● Task prompt: Repeat the records below exactly, leaving out every picture.

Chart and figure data
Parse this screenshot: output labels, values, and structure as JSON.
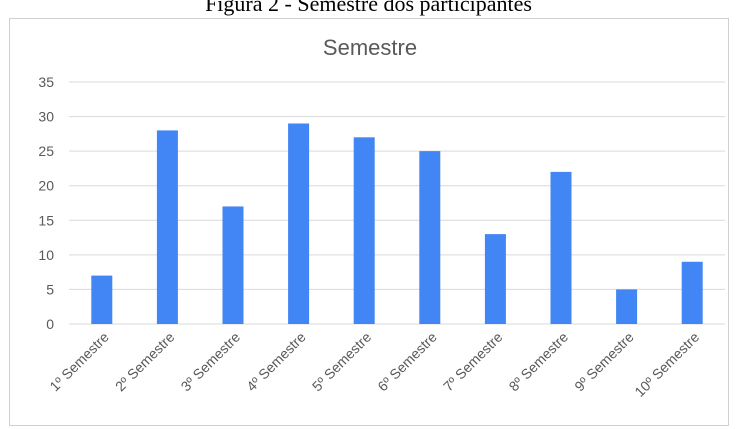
{
  "caption": "Figura 2 - Semestre dos participantes",
  "colors": {
    "bar": "#4285f4",
    "grid": "#d9d9d9",
    "axis_text": "#595959",
    "frame": "#d0d0d0"
  },
  "chart_data": {
    "type": "bar",
    "title": "Semestre",
    "xlabel": "",
    "ylabel": "",
    "categories": [
      "1º Semestre",
      "2º Semestre",
      "3º Semestre",
      "4º Semestre",
      "5º Semestre",
      "6º Semestre",
      "7º Semestre",
      "8º Semestre",
      "9º Semestre",
      "10º Semestre"
    ],
    "values": [
      7,
      28,
      17,
      29,
      27,
      25,
      13,
      22,
      5,
      9
    ],
    "ylim": [
      0,
      35
    ],
    "yticks": [
      0,
      5,
      10,
      15,
      20,
      25,
      30,
      35
    ],
    "grid": true,
    "legend": "none"
  }
}
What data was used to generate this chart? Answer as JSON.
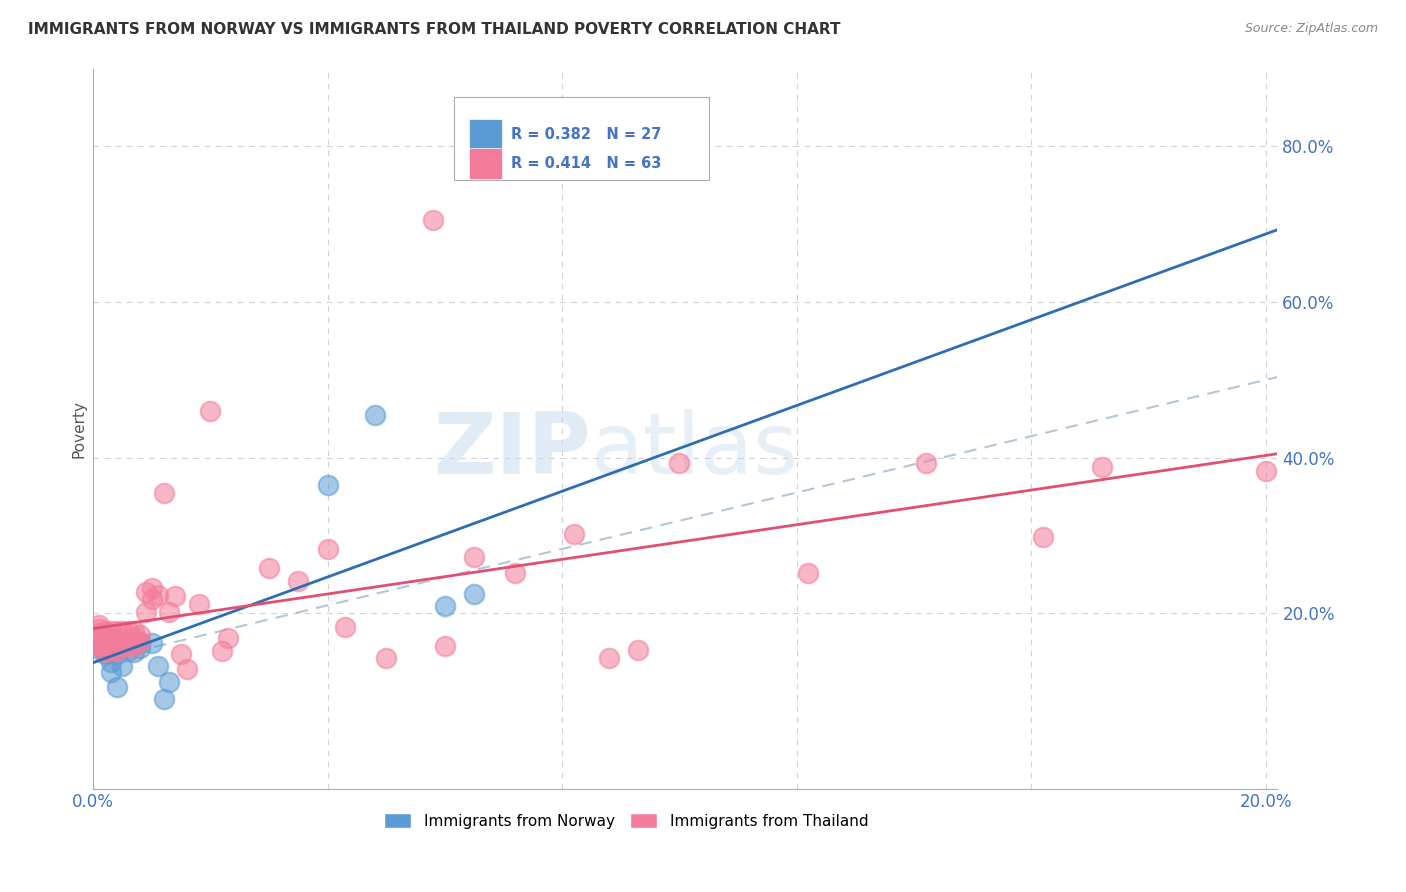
{
  "title": "IMMIGRANTS FROM NORWAY VS IMMIGRANTS FROM THAILAND POVERTY CORRELATION CHART",
  "source": "Source: ZipAtlas.com",
  "ylabel": "Poverty",
  "norway_color": "#5b9bd5",
  "thailand_color": "#f47c9a",
  "norway_R": 0.382,
  "norway_N": 27,
  "thailand_R": 0.414,
  "thailand_N": 63,
  "norway_x": [
    0.0005,
    0.001,
    0.001,
    0.0015,
    0.002,
    0.002,
    0.002,
    0.003,
    0.003,
    0.003,
    0.004,
    0.004,
    0.005,
    0.005,
    0.006,
    0.006,
    0.007,
    0.008,
    0.008,
    0.01,
    0.011,
    0.012,
    0.013,
    0.04,
    0.048,
    0.06,
    0.065
  ],
  "norway_y": [
    0.155,
    0.16,
    0.165,
    0.17,
    0.148,
    0.155,
    0.158,
    0.125,
    0.138,
    0.152,
    0.105,
    0.148,
    0.132,
    0.158,
    0.152,
    0.162,
    0.15,
    0.155,
    0.162,
    0.162,
    0.132,
    0.09,
    0.112,
    0.365,
    0.455,
    0.21,
    0.225
  ],
  "thailand_x": [
    0.0003,
    0.0005,
    0.001,
    0.001,
    0.001,
    0.001,
    0.001,
    0.001,
    0.002,
    0.002,
    0.002,
    0.002,
    0.003,
    0.003,
    0.003,
    0.003,
    0.004,
    0.004,
    0.004,
    0.004,
    0.005,
    0.005,
    0.005,
    0.006,
    0.006,
    0.006,
    0.007,
    0.007,
    0.007,
    0.008,
    0.008,
    0.009,
    0.009,
    0.01,
    0.01,
    0.011,
    0.012,
    0.013,
    0.014,
    0.015,
    0.016,
    0.018,
    0.02,
    0.022,
    0.023,
    0.03,
    0.035,
    0.04,
    0.043,
    0.05,
    0.058,
    0.06,
    0.065,
    0.072,
    0.082,
    0.088,
    0.093,
    0.1,
    0.122,
    0.142,
    0.162,
    0.172,
    0.2
  ],
  "thailand_y": [
    0.16,
    0.165,
    0.16,
    0.165,
    0.17,
    0.175,
    0.18,
    0.185,
    0.15,
    0.155,
    0.168,
    0.178,
    0.152,
    0.158,
    0.168,
    0.178,
    0.152,
    0.162,
    0.168,
    0.178,
    0.158,
    0.163,
    0.178,
    0.158,
    0.163,
    0.178,
    0.158,
    0.168,
    0.178,
    0.163,
    0.172,
    0.202,
    0.228,
    0.218,
    0.232,
    0.223,
    0.355,
    0.202,
    0.222,
    0.148,
    0.128,
    0.212,
    0.46,
    0.152,
    0.168,
    0.258,
    0.242,
    0.283,
    0.183,
    0.143,
    0.705,
    0.158,
    0.272,
    0.252,
    0.302,
    0.143,
    0.153,
    0.393,
    0.252,
    0.393,
    0.298,
    0.388,
    0.383
  ],
  "xlim": [
    0.0,
    0.202
  ],
  "ylim": [
    -0.025,
    0.9
  ],
  "ytick_vals": [
    0.2,
    0.4,
    0.6,
    0.8
  ],
  "xtick_positions": [
    0.0,
    0.04,
    0.08,
    0.12,
    0.16,
    0.2
  ],
  "watermark_zip": "ZIP",
  "watermark_atlas": "atlas",
  "background_color": "#ffffff",
  "grid_color": "#d0d0d0",
  "tick_color": "#4472c4",
  "norway_line_color": "#2e6db4",
  "thailand_line_color": "#e05070",
  "dashed_line_color": "#a0b8d0"
}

● Finished task:
Parse this screenshot: output labels, values, and structure as JSON.
{
  "caption": "Figura 2 - Semestre dos participantes",
  "colors": {
    "bar": "#4285f4",
    "grid": "#d9d9d9",
    "axis_text": "#595959",
    "frame": "#d0d0d0"
  },
  "chart_data": {
    "type": "bar",
    "title": "Semestre",
    "xlabel": "",
    "ylabel": "",
    "categories": [
      "1º Semestre",
      "2º Semestre",
      "3º Semestre",
      "4º Semestre",
      "5º Semestre",
      "6º Semestre",
      "7º Semestre",
      "8º Semestre",
      "9º Semestre",
      "10º Semestre"
    ],
    "values": [
      7,
      28,
      17,
      29,
      27,
      25,
      13,
      22,
      5,
      9
    ],
    "ylim": [
      0,
      35
    ],
    "yticks": [
      0,
      5,
      10,
      15,
      20,
      25,
      30,
      35
    ],
    "grid": true,
    "legend": "none"
  }
}
What data was used to generate this chart? Answer as JSON.
{
  "title": "IMMIGRANTS FROM NORWAY VS IMMIGRANTS FROM THAILAND POVERTY CORRELATION CHART",
  "source": "Source: ZipAtlas.com",
  "ylabel": "Poverty",
  "norway_color": "#5b9bd5",
  "thailand_color": "#f47c9a",
  "norway_R": 0.382,
  "norway_N": 27,
  "thailand_R": 0.414,
  "thailand_N": 63,
  "norway_x": [
    0.0005,
    0.001,
    0.001,
    0.0015,
    0.002,
    0.002,
    0.002,
    0.003,
    0.003,
    0.003,
    0.004,
    0.004,
    0.005,
    0.005,
    0.006,
    0.006,
    0.007,
    0.008,
    0.008,
    0.01,
    0.011,
    0.012,
    0.013,
    0.04,
    0.048,
    0.06,
    0.065
  ],
  "norway_y": [
    0.155,
    0.16,
    0.165,
    0.17,
    0.148,
    0.155,
    0.158,
    0.125,
    0.138,
    0.152,
    0.105,
    0.148,
    0.132,
    0.158,
    0.152,
    0.162,
    0.15,
    0.155,
    0.162,
    0.162,
    0.132,
    0.09,
    0.112,
    0.365,
    0.455,
    0.21,
    0.225
  ],
  "thailand_x": [
    0.0003,
    0.0005,
    0.001,
    0.001,
    0.001,
    0.001,
    0.001,
    0.001,
    0.002,
    0.002,
    0.002,
    0.002,
    0.003,
    0.003,
    0.003,
    0.003,
    0.004,
    0.004,
    0.004,
    0.004,
    0.005,
    0.005,
    0.005,
    0.006,
    0.006,
    0.006,
    0.007,
    0.007,
    0.007,
    0.008,
    0.008,
    0.009,
    0.009,
    0.01,
    0.01,
    0.011,
    0.012,
    0.013,
    0.014,
    0.015,
    0.016,
    0.018,
    0.02,
    0.022,
    0.023,
    0.03,
    0.035,
    0.04,
    0.043,
    0.05,
    0.058,
    0.06,
    0.065,
    0.072,
    0.082,
    0.088,
    0.093,
    0.1,
    0.122,
    0.142,
    0.162,
    0.172,
    0.2
  ],
  "thailand_y": [
    0.16,
    0.165,
    0.16,
    0.165,
    0.17,
    0.175,
    0.18,
    0.185,
    0.15,
    0.155,
    0.168,
    0.178,
    0.152,
    0.158,
    0.168,
    0.178,
    0.152,
    0.162,
    0.168,
    0.178,
    0.158,
    0.163,
    0.178,
    0.158,
    0.163,
    0.178,
    0.158,
    0.168,
    0.178,
    0.163,
    0.172,
    0.202,
    0.228,
    0.218,
    0.232,
    0.223,
    0.355,
    0.202,
    0.222,
    0.148,
    0.128,
    0.212,
    0.46,
    0.152,
    0.168,
    0.258,
    0.242,
    0.283,
    0.183,
    0.143,
    0.705,
    0.158,
    0.272,
    0.252,
    0.302,
    0.143,
    0.153,
    0.393,
    0.252,
    0.393,
    0.298,
    0.388,
    0.383
  ],
  "xlim": [
    0.0,
    0.202
  ],
  "ylim": [
    -0.025,
    0.9
  ],
  "ytick_vals": [
    0.2,
    0.4,
    0.6,
    0.8
  ],
  "xtick_positions": [
    0.0,
    0.04,
    0.08,
    0.12,
    0.16,
    0.2
  ],
  "watermark_zip": "ZIP",
  "watermark_atlas": "atlas",
  "background_color": "#ffffff",
  "grid_color": "#d0d0d0",
  "tick_color": "#4472c4",
  "norway_line_color": "#2e6db4",
  "thailand_line_color": "#e05070",
  "dashed_line_color": "#a0b8d0"
}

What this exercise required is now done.